INPUT –
>>>
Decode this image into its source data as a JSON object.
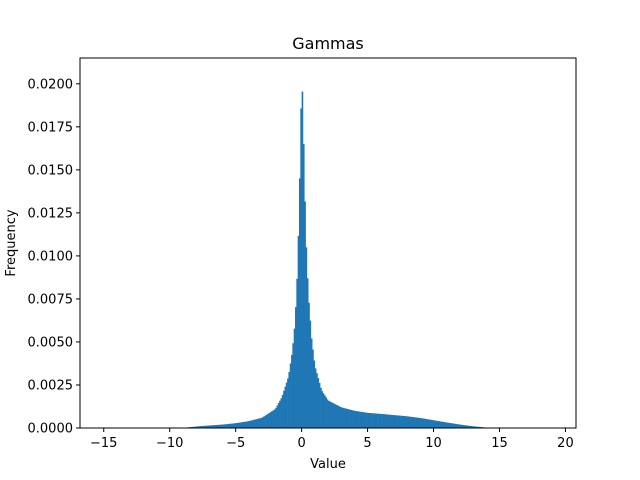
{
  "chart_data": {
    "type": "histogram",
    "title": "Gammas",
    "xlabel": "Value",
    "ylabel": "Frequency",
    "xlim": [
      -16.8,
      20.8
    ],
    "ylim": [
      0,
      0.0215
    ],
    "x_ticks": [
      -15,
      -10,
      -5,
      0,
      5,
      10,
      15,
      20
    ],
    "x_tick_labels": [
      "−15",
      "−10",
      "−5",
      "0",
      "5",
      "10",
      "15",
      "20"
    ],
    "y_ticks": [
      0,
      0.0025,
      0.005,
      0.0075,
      0.01,
      0.0125,
      0.015,
      0.0175,
      0.02
    ],
    "y_tick_labels": [
      "0.0000",
      "0.0025",
      "0.0050",
      "0.0075",
      "0.0100",
      "0.0125",
      "0.0150",
      "0.0175",
      "0.0200"
    ],
    "grid": false,
    "bar_color": "#1f77b4",
    "bin_width": 0.1,
    "density_profile": [
      {
        "x": -9.0,
        "y": 0.0
      },
      {
        "x": -8.5,
        "y": 5e-05
      },
      {
        "x": -7.5,
        "y": 0.00012
      },
      {
        "x": -6.0,
        "y": 0.0002
      },
      {
        "x": -5.0,
        "y": 0.00028
      },
      {
        "x": -4.0,
        "y": 0.0004
      },
      {
        "x": -3.0,
        "y": 0.0006
      },
      {
        "x": -2.0,
        "y": 0.0011
      },
      {
        "x": -1.5,
        "y": 0.0018
      },
      {
        "x": -1.0,
        "y": 0.003
      },
      {
        "x": -0.7,
        "y": 0.0045
      },
      {
        "x": -0.5,
        "y": 0.0062
      },
      {
        "x": -0.3,
        "y": 0.0095
      },
      {
        "x": -0.15,
        "y": 0.0145
      },
      {
        "x": 0.0,
        "y": 0.0206
      },
      {
        "x": 0.1,
        "y": 0.0185
      },
      {
        "x": 0.2,
        "y": 0.0145
      },
      {
        "x": 0.35,
        "y": 0.0105
      },
      {
        "x": 0.5,
        "y": 0.0078
      },
      {
        "x": 0.75,
        "y": 0.0052
      },
      {
        "x": 1.0,
        "y": 0.0036
      },
      {
        "x": 1.5,
        "y": 0.0022
      },
      {
        "x": 2.0,
        "y": 0.0016
      },
      {
        "x": 3.0,
        "y": 0.0012
      },
      {
        "x": 4.0,
        "y": 0.001
      },
      {
        "x": 5.0,
        "y": 0.00088
      },
      {
        "x": 6.0,
        "y": 0.00082
      },
      {
        "x": 7.0,
        "y": 0.00075
      },
      {
        "x": 8.0,
        "y": 0.00068
      },
      {
        "x": 9.0,
        "y": 0.00058
      },
      {
        "x": 10.0,
        "y": 0.00045
      },
      {
        "x": 11.0,
        "y": 0.00032
      },
      {
        "x": 12.0,
        "y": 0.0002
      },
      {
        "x": 13.0,
        "y": 0.0001
      },
      {
        "x": 13.8,
        "y": 4e-05
      },
      {
        "x": 14.1,
        "y": 0.0
      }
    ]
  }
}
<<<
TO BE DONE –
Reproduce every line exactly and omit all pictures.

RESPONSE –
Decode this image into its source data as a JSON object.
{
  "chart_data": {
    "type": "histogram",
    "title": "Gammas",
    "xlabel": "Value",
    "ylabel": "Frequency",
    "xlim": [
      -16.8,
      20.8
    ],
    "ylim": [
      0,
      0.0215
    ],
    "x_ticks": [
      -15,
      -10,
      -5,
      0,
      5,
      10,
      15,
      20
    ],
    "x_tick_labels": [
      "−15",
      "−10",
      "−5",
      "0",
      "5",
      "10",
      "15",
      "20"
    ],
    "y_ticks": [
      0,
      0.0025,
      0.005,
      0.0075,
      0.01,
      0.0125,
      0.015,
      0.0175,
      0.02
    ],
    "y_tick_labels": [
      "0.0000",
      "0.0025",
      "0.0050",
      "0.0075",
      "0.0100",
      "0.0125",
      "0.0150",
      "0.0175",
      "0.0200"
    ],
    "grid": false,
    "bar_color": "#1f77b4",
    "bin_width": 0.1,
    "density_profile": [
      {
        "x": -9.0,
        "y": 0.0
      },
      {
        "x": -8.5,
        "y": 5e-05
      },
      {
        "x": -7.5,
        "y": 0.00012
      },
      {
        "x": -6.0,
        "y": 0.0002
      },
      {
        "x": -5.0,
        "y": 0.00028
      },
      {
        "x": -4.0,
        "y": 0.0004
      },
      {
        "x": -3.0,
        "y": 0.0006
      },
      {
        "x": -2.0,
        "y": 0.0011
      },
      {
        "x": -1.5,
        "y": 0.0018
      },
      {
        "x": -1.0,
        "y": 0.003
      },
      {
        "x": -0.7,
        "y": 0.0045
      },
      {
        "x": -0.5,
        "y": 0.0062
      },
      {
        "x": -0.3,
        "y": 0.0095
      },
      {
        "x": -0.15,
        "y": 0.0145
      },
      {
        "x": 0.0,
        "y": 0.0206
      },
      {
        "x": 0.1,
        "y": 0.0185
      },
      {
        "x": 0.2,
        "y": 0.0145
      },
      {
        "x": 0.35,
        "y": 0.0105
      },
      {
        "x": 0.5,
        "y": 0.0078
      },
      {
        "x": 0.75,
        "y": 0.0052
      },
      {
        "x": 1.0,
        "y": 0.0036
      },
      {
        "x": 1.5,
        "y": 0.0022
      },
      {
        "x": 2.0,
        "y": 0.0016
      },
      {
        "x": 3.0,
        "y": 0.0012
      },
      {
        "x": 4.0,
        "y": 0.001
      },
      {
        "x": 5.0,
        "y": 0.00088
      },
      {
        "x": 6.0,
        "y": 0.00082
      },
      {
        "x": 7.0,
        "y": 0.00075
      },
      {
        "x": 8.0,
        "y": 0.00068
      },
      {
        "x": 9.0,
        "y": 0.00058
      },
      {
        "x": 10.0,
        "y": 0.00045
      },
      {
        "x": 11.0,
        "y": 0.00032
      },
      {
        "x": 12.0,
        "y": 0.0002
      },
      {
        "x": 13.0,
        "y": 0.0001
      },
      {
        "x": 13.8,
        "y": 4e-05
      },
      {
        "x": 14.1,
        "y": 0.0
      }
    ]
  }
}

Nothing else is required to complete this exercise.